§ **ESERCIZIO A**
Indica se ciascuna affermazione concorda con la discussione sul fantacalcio, rispondendo sì o no e citando le parole decisive della discussione: (i) Louis Gara ha già Higuain come punta; (ii) secondo Interista Diventi Pazzo, Benitez intende giocare con il 4-3-3; (iii) per The Ripper, Callejon è titolare fisso salvo il turnover.
§ **ESERCIZIO B**
Nella discussione sul fantacalcio, quale competizione potrebbe far saltare qualche partita a Callejon secondo The Ripper?
§ **ESERCIZIO C**
Per favore, prosegui la discussione sul fantacalcio dal punto in cui si interrompe.

§ **ESTRATTO DEL TESTO**
# # # #
# Consigli fantacalcio



## Louis Gara (4 Febbraio 2015)

Apro questo topic per chi vuole chiedere/rispondere a consigli sul fantacalcio.

Inizio io: mi è stato proposto di scambiare il mio Gabbiadini per Callejon. Che faccio? Sarei propenso ad accettare, ma non ho capito bene Benitez chi considera titolare con l'arrivo del Gabbia. Considerate che ho già Higuain come punta...


----------



## Interista Diventi Pazzo (4 Febbraio 2015)

Louis Gara ha scritto:


> Apro questo topic per chi vuole chiedere/rispondere a consigli sul fantacalcio.
> 
> Inizio io: mi è stato proposto di scambiare il mio Gabbiadini per Callejon. Che faccio? Sarei propenso ad accettare, ma non ho capito bene Benitez chi considera titolare con l'arrivo del Gabbia. Considerate che ho già Higuain come punta...



Dalle ultime che so sul Napoli, Benitez ha intenzione di giocare con un 4-2-3-1 impiegando sugli esterni proprio Gabbiadini e Callejon. Quindi se fosse confermata questa formazione in questo caso la tua scelta dipende da chi ai piu fiducia tu tra i due


----------



## The Ripper (4 Febbraio 2015)

Louis Gara ha scritto:


> Apro questo topic per chi vuole chiedere/rispondere a consigli sul fantacalcio.
> 
> Inizio io: mi è stato proposto di scambiare il mio Gabbiadini per Callejon. Che faccio? Sarei propenso ad accettare, ma non ho capito bene Benitez chi considera titolare con l'arrivo del Gabbia. Considerate che ho già Higuain come punta...



Hai già Higuain? Allora io proverei a scambiarlo con qualcuno di un'altra squadra.
Ti fa panchina o gioca titolare?
Non so: Callejon è parecchio in calo da quando ha ripreso a segnare El Pipita. Non solo di gol ma anche in pagella. Gabbiadini ora ha segnato ma non so come si integrerà nella realtà napoletana. Io pure sarei propenso ad accettare ma devi considerare che:

-con l'Europa league di mezzo, è più facile che qualche partita Callejon la salti.
-che il Napoli ha più soluzioni a sinistra che a destra... quindi Gabbiadini-De Guzman-Mertens per me si giocano una maglia, mentre Callejon è titolare fisso tranne quando panchinato per il turnover.
-che Gabbiadini potrebbe entrare a volte anche al posto di Higuain

comunque da un lato hai un giocatore sicuro del posto, dall'altro uno che è all'80%.
Come rendimento siamo lì.
Ripeto: dipende anche se lo metti titolare o in panca.


----------



## Louis Gara (4 Febbraio 2015)

Interista Diventi Pazzo ha scritto:


> Dalle ultime che so sul Napoli, Benitez ha intenzione di giocare con un 4-2-3-1 impiegando sugli esterni proprio Gabbiadini e Callejon. Quindi se fosse confermata questa formazione in questo caso la tua scelta dipende da chi ai piu fiducia tu tra i due





The Ripper ha scritto:


> Hai già Higuain? Allora io proverei a scambiarlo con qualcuno di un'altra squadra.
# # # #
§ **ESTRATTI DEI DATI**

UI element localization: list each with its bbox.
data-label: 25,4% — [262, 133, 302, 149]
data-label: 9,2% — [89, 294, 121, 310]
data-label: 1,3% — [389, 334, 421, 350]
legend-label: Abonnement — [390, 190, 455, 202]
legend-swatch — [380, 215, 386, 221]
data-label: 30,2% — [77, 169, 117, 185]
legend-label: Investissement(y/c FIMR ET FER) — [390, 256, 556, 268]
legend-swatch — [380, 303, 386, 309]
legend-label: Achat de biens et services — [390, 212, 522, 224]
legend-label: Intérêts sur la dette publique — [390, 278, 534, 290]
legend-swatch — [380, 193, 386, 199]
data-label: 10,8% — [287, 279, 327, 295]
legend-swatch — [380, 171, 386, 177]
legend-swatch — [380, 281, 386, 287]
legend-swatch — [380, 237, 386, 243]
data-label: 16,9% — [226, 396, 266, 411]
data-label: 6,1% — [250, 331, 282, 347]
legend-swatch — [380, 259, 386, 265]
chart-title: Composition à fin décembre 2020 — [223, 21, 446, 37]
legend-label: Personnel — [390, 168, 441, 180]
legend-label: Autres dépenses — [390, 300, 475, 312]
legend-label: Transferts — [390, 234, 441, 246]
# # # #
§ **RISPOSTA A**
(i) Sì: «Considerate che ho già Higuain come punta...»
(ii) No: «Benitez ha intenzione di giocare con un 4-2-3-1 impiegando sugli esterni proprio Gabbiadini e Callejon.»
(iii) Sì: «Callejon è titolare fisso tranne quando panchinato per il turnover.»

§ **RISPOSTA B**
L'Europa League.

§ **RISPOSTA C**
> Ti fa panchina o gioca titolare?
> Non so: Callejon è parecchio in calo da quando ha ripreso a segnare El Pipita. Non solo di gol ma anche in pagella. Gabbiadini ora ha segnato ma non so come si integrerà nella realtà napoletana. Io pure sarei propenso ad accettare ma devi considerare che:
> 
> ...



In attacco ho
Higuain, Dybala, Berardi, Totti, Sau (che svincolerò, penso che prenderò uno di quegli attaccanti che sono rimasti liberi, tipo Defrel) e Gabbiadini.
Affianco a Higuain e Dybala (  ) ho sempre affianco uno a turno tra gli altri, quindi tentare il rischio non mi costa niente, tanto ho Berardi e Sau(Defrel) titolari, con Totti che giocherà di meno per l'EL. 
Solo che rosicherei dai matti se Gabbiadini cominciasse a segnare anche al Napoli.

Quello che non capisco è il tridente di Benitez.
Mertens - Higuain - Gabbiadini (callejon)
o
Gabbiadini - Higuain - Callejon
? 

Nell'ultima Gabbiadini ha giocato proprio al posto di Callejon. E il fatto che il Napoli c'ha speso quasi 15 cuccuzze per prenderlo, mi propende a pensare che lo vogliano usare titolare.


----------



## mr.wolf (4 Febbraio 2015)

Louis Gara ha scritto:


> Apro questo topic per chi vuole chiedere/rispondere a consigli sul fantacalcio.
> 
> Inizio io: mi è stato proposto di scambiare il mio Gabbiadini per Callejon. Che faccio? Sarei propenso ad accettare, ma non ho capito bene Benitez chi considera titolare con l'arrivo del Gabbia. Considerate che ho già Higuain come punta...


il salumiere fa sempre turn-over,a parte Higuain gli altri girano spesso.Difficile decidere ma lo scambio lo farei.


----------



## The Ripper (4 Febbraio 2015)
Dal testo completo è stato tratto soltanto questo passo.